### Objective
Without including any pictures, write out all the entries exactly.

+-------+

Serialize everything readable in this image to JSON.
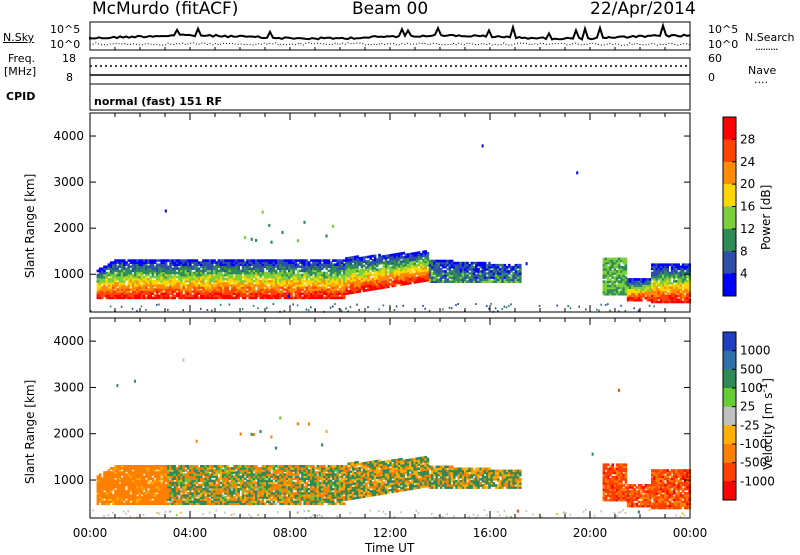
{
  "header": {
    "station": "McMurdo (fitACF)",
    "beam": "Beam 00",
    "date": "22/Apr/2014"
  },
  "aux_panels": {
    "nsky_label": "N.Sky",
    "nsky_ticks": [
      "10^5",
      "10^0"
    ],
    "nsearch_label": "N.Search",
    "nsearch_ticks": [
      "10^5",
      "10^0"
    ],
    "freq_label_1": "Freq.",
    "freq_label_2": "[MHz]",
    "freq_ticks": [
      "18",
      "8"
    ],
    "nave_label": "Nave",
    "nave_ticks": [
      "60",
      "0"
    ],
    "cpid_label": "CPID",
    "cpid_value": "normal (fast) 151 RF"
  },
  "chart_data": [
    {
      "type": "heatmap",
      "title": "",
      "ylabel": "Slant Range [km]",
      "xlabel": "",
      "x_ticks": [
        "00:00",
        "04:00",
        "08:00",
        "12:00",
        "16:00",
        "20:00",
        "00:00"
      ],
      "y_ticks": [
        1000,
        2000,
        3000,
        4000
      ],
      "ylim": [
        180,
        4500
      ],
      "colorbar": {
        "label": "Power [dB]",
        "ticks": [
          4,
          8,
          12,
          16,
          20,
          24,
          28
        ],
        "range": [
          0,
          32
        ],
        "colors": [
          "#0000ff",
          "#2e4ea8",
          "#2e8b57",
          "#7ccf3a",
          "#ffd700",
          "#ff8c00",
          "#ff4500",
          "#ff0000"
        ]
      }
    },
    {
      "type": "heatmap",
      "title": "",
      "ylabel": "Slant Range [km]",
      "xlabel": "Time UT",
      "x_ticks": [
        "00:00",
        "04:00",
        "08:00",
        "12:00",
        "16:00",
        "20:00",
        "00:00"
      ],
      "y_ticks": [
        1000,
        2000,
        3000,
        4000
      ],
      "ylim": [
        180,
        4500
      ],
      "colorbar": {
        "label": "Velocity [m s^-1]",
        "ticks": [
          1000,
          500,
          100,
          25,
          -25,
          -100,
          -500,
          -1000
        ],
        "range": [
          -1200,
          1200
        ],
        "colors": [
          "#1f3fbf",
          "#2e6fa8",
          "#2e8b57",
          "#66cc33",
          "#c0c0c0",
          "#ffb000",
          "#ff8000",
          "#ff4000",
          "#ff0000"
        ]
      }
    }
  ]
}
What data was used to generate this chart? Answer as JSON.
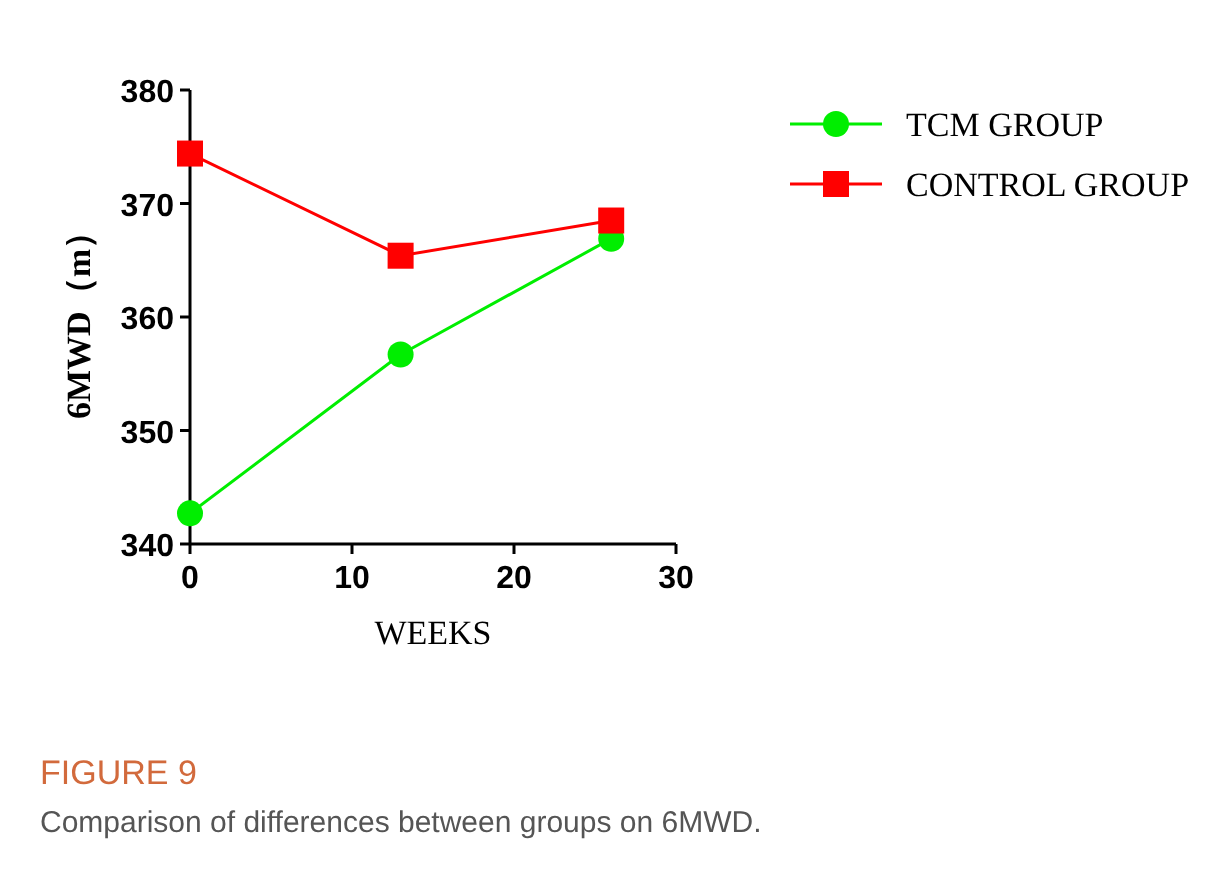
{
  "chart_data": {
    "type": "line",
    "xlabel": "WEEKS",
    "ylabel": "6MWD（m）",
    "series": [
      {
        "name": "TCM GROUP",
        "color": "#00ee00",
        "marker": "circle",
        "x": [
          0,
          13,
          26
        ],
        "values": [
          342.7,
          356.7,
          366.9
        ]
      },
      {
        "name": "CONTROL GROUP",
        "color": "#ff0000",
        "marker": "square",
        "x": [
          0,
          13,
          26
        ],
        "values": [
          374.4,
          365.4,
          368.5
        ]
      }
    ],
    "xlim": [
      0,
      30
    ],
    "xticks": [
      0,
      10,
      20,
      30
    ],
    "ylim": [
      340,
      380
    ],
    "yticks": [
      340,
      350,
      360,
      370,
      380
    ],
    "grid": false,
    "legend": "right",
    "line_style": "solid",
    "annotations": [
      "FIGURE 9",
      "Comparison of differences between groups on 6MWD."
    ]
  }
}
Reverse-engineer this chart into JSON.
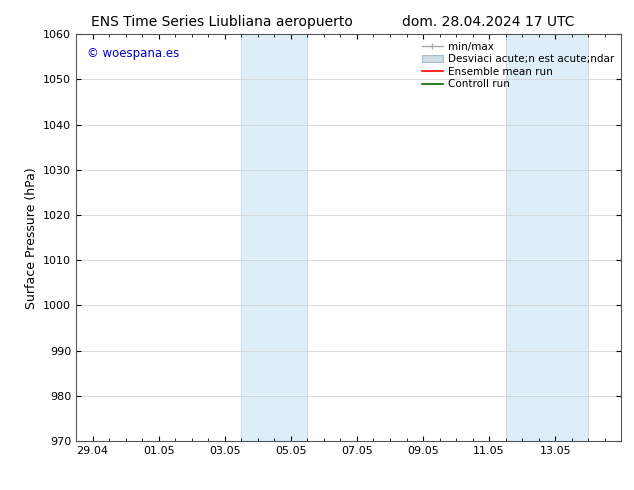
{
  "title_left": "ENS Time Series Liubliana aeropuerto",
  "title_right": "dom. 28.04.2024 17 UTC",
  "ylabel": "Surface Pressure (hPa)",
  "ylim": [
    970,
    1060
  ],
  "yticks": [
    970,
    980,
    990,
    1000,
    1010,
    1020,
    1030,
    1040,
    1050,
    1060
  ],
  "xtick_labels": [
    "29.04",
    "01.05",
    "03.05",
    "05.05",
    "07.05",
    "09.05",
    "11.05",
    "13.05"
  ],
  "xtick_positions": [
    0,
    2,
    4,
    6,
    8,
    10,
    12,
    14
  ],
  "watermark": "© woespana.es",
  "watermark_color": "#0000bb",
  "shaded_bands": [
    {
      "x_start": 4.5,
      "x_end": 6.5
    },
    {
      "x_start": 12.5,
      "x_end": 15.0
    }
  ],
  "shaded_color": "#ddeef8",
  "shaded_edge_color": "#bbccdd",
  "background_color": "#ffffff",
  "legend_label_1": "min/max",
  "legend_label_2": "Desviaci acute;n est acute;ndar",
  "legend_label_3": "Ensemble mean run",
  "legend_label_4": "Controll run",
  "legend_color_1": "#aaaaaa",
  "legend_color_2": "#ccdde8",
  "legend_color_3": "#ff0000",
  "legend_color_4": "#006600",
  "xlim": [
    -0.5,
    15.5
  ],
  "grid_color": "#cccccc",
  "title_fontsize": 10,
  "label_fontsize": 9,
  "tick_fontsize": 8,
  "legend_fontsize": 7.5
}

+-------+

### Expected answer
Serialize everything readable in this image to JSON.
{
  "header": {
    "station": "McMurdo (fitACF)",
    "beam": "Beam 00",
    "date": "22/Apr/2014"
  },
  "aux_panels": {
    "nsky_label": "N.Sky",
    "nsky_ticks": [
      "10^5",
      "10^0"
    ],
    "nsearch_label": "N.Search",
    "nsearch_ticks": [
      "10^5",
      "10^0"
    ],
    "freq_label_1": "Freq.",
    "freq_label_2": "[MHz]",
    "freq_ticks": [
      "18",
      "8"
    ],
    "nave_label": "Nave",
    "nave_ticks": [
      "60",
      "0"
    ],
    "cpid_label": "CPID",
    "cpid_value": "normal (fast) 151 RF"
  },
  "chart_data": [
    {
      "type": "heatmap",
      "title": "",
      "ylabel": "Slant Range [km]",
      "xlabel": "",
      "x_ticks": [
        "00:00",
        "04:00",
        "08:00",
        "12:00",
        "16:00",
        "20:00",
        "00:00"
      ],
      "y_ticks": [
        1000,
        2000,
        3000,
        4000
      ],
      "ylim": [
        180,
        4500
      ],
      "colorbar": {
        "label": "Power [dB]",
        "ticks": [
          4,
          8,
          12,
          16,
          20,
          24,
          28
        ],
        "range": [
          0,
          32
        ],
        "colors": [
          "#0000ff",
          "#2e4ea8",
          "#2e8b57",
          "#7ccf3a",
          "#ffd700",
          "#ff8c00",
          "#ff4500",
          "#ff0000"
        ]
      }
    },
    {
      "type": "heatmap",
      "title": "",
      "ylabel": "Slant Range [km]",
      "xlabel": "Time UT",
      "x_ticks": [
        "00:00",
        "04:00",
        "08:00",
        "12:00",
        "16:00",
        "20:00",
        "00:00"
      ],
      "y_ticks": [
        1000,
        2000,
        3000,
        4000
      ],
      "ylim": [
        180,
        4500
      ],
      "colorbar": {
        "label": "Velocity [m s^-1]",
        "ticks": [
          1000,
          500,
          100,
          25,
          -25,
          -100,
          -500,
          -1000
        ],
        "range": [
          -1200,
          1200
        ],
        "colors": [
          "#1f3fbf",
          "#2e6fa8",
          "#2e8b57",
          "#66cc33",
          "#c0c0c0",
          "#ffb000",
          "#ff8000",
          "#ff4000",
          "#ff0000"
        ]
      }
    }
  ]
}
What data was used to generate this chart? Answer as JSON.
{
  "chart_data": {
    "type": "line",
    "xlabel": "WEEKS",
    "ylabel": "6MWD（m）",
    "series": [
      {
        "name": "TCM GROUP",
        "color": "#00ee00",
        "marker": "circle",
        "x": [
          0,
          13,
          26
        ],
        "values": [
          342.7,
          356.7,
          366.9
        ]
      },
      {
        "name": "CONTROL GROUP",
        "color": "#ff0000",
        "marker": "square",
        "x": [
          0,
          13,
          26
        ],
        "values": [
          374.4,
          365.4,
          368.5
        ]
      }
    ],
    "xlim": [
      0,
      30
    ],
    "xticks": [
      0,
      10,
      20,
      30
    ],
    "ylim": [
      340,
      380
    ],
    "yticks": [
      340,
      350,
      360,
      370,
      380
    ],
    "grid": false,
    "legend": "right",
    "line_style": "solid",
    "annotations": [
      "FIGURE 9",
      "Comparison of differences between groups on 6MWD."
    ]
  }
}
Reverse-engineer this chart into JSON.
{
  "title_left": "ENS Time Series Liubliana aeropuerto",
  "title_right": "dom. 28.04.2024 17 UTC",
  "ylabel": "Surface Pressure (hPa)",
  "ylim": [
    970,
    1060
  ],
  "yticks": [
    970,
    980,
    990,
    1000,
    1010,
    1020,
    1030,
    1040,
    1050,
    1060
  ],
  "xtick_labels": [
    "29.04",
    "01.05",
    "03.05",
    "05.05",
    "07.05",
    "09.05",
    "11.05",
    "13.05"
  ],
  "xtick_positions": [
    0,
    2,
    4,
    6,
    8,
    10,
    12,
    14
  ],
  "watermark": "© woespana.es",
  "watermark_color": "#0000bb",
  "shaded_bands": [
    {
      "x_start": 4.5,
      "x_end": 6.5
    },
    {
      "x_start": 12.5,
      "x_end": 15.0
    }
  ],
  "shaded_color": "#ddeef8",
  "shaded_edge_color": "#bbccdd",
  "background_color": "#ffffff",
  "legend_label_1": "min/max",
  "legend_label_2": "Desviaci acute;n est acute;ndar",
  "legend_label_3": "Ensemble mean run",
  "legend_label_4": "Controll run",
  "legend_color_1": "#aaaaaa",
  "legend_color_2": "#ccdde8",
  "legend_color_3": "#ff0000",
  "legend_color_4": "#006600",
  "xlim": [
    -0.5,
    15.5
  ],
  "grid_color": "#cccccc",
  "title_fontsize": 10,
  "label_fontsize": 9,
  "tick_fontsize": 8,
  "legend_fontsize": 7.5
}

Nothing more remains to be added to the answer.